### YOUR INSTRUCTIONS
For this exercise, repeat all of the material verbatim apart from its images.

--

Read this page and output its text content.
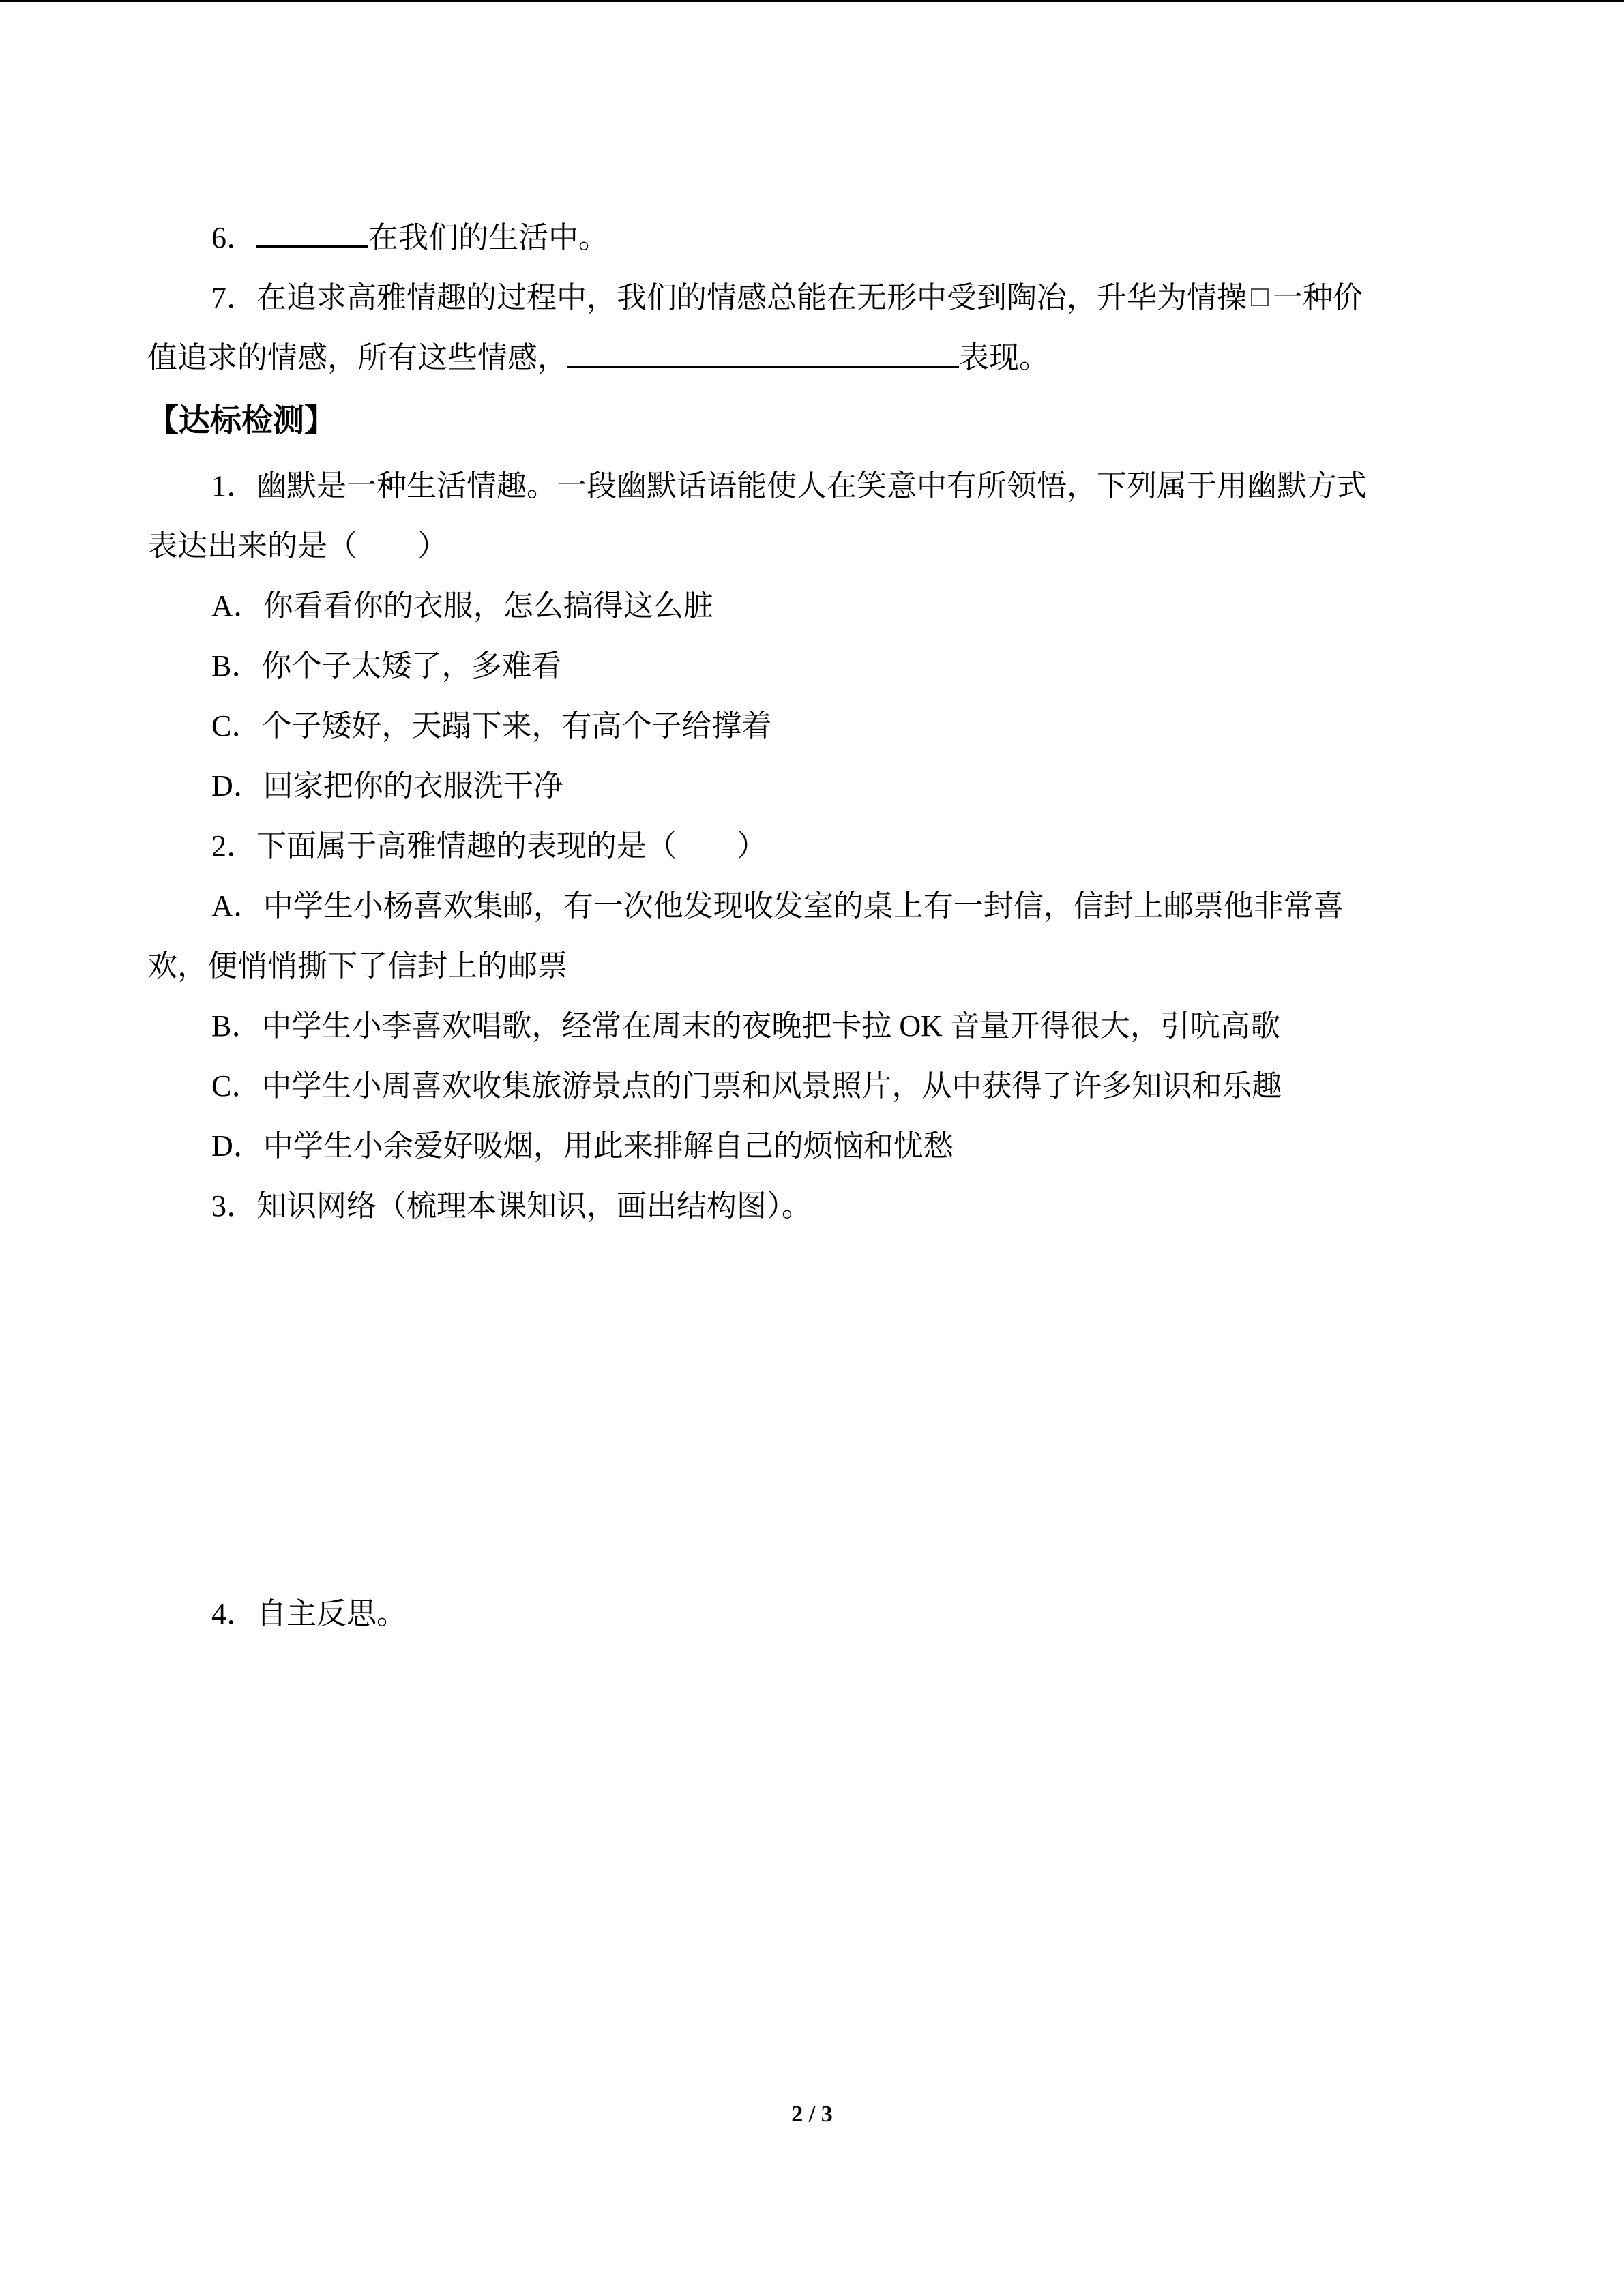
6．	在我们的生活中。
7．在追求高雅情趣的过程中，我们的情感总能在无形中受到陶冶，升华为情操 一种价
值追求的情感，所有这些情感，	表现。
【达标检测】
1．幽默是一种生活情趣。一段幽默话语能使人在笑意中有所领悟，下列属于用幽默方式
表达出来的是（　　）
A．你看看你的衣服，怎么搞得这么脏
B．你个子太矮了，多难看
C．个子矮好，天蹋下来，有高个子给撑着
D．回家把你的衣服洗干净
2．下面属于高雅情趣的表现的是（　　）
A．中学生小杨喜欢集邮，有一次他发现收发室的桌上有一封信，信封上邮票他非常喜
欢，便悄悄撕下了信封上的邮票
B．中学生小李喜欢唱歌，经常在周末的夜晚把卡拉 OK 音量开得很大，引吭高歌
C．中学生小周喜欢收集旅游景点的门票和风景照片，从中获得了许多知识和乐趣
D．中学生小余爱好吸烟，用此来排解自己的烦恼和忧愁
3．知识网络（梳理本课知识，画出结构图）。
4．自主反思。
2 / 3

--

### OUTPUT FOR THIS EXERCISE
Read this page and output its text content.
6．	在我们的生活中。
7．在追求高雅情趣的过程中，我们的情感总能在无形中受到陶冶，升华为情操 一种价
值追求的情感，所有这些情感，	表现。
【达标检测】
1．幽默是一种生活情趣。一段幽默话语能使人在笑意中有所领悟，下列属于用幽默方式
表达出来的是（　　）
A．你看看你的衣服，怎么搞得这么脏
B．你个子太矮了，多难看
C．个子矮好，天蹋下来，有高个子给撑着
D．回家把你的衣服洗干净
2．下面属于高雅情趣的表现的是（　　）
A．中学生小杨喜欢集邮，有一次他发现收发室的桌上有一封信，信封上邮票他非常喜
欢，便悄悄撕下了信封上的邮票
B．中学生小李喜欢唱歌，经常在周末的夜晚把卡拉 OK 音量开得很大，引吭高歌
C．中学生小周喜欢收集旅游景点的门票和风景照片，从中获得了许多知识和乐趣
D．中学生小余爱好吸烟，用此来排解自己的烦恼和忧愁
3．知识网络（梳理本课知识，画出结构图）。
4．自主反思。
2 / 3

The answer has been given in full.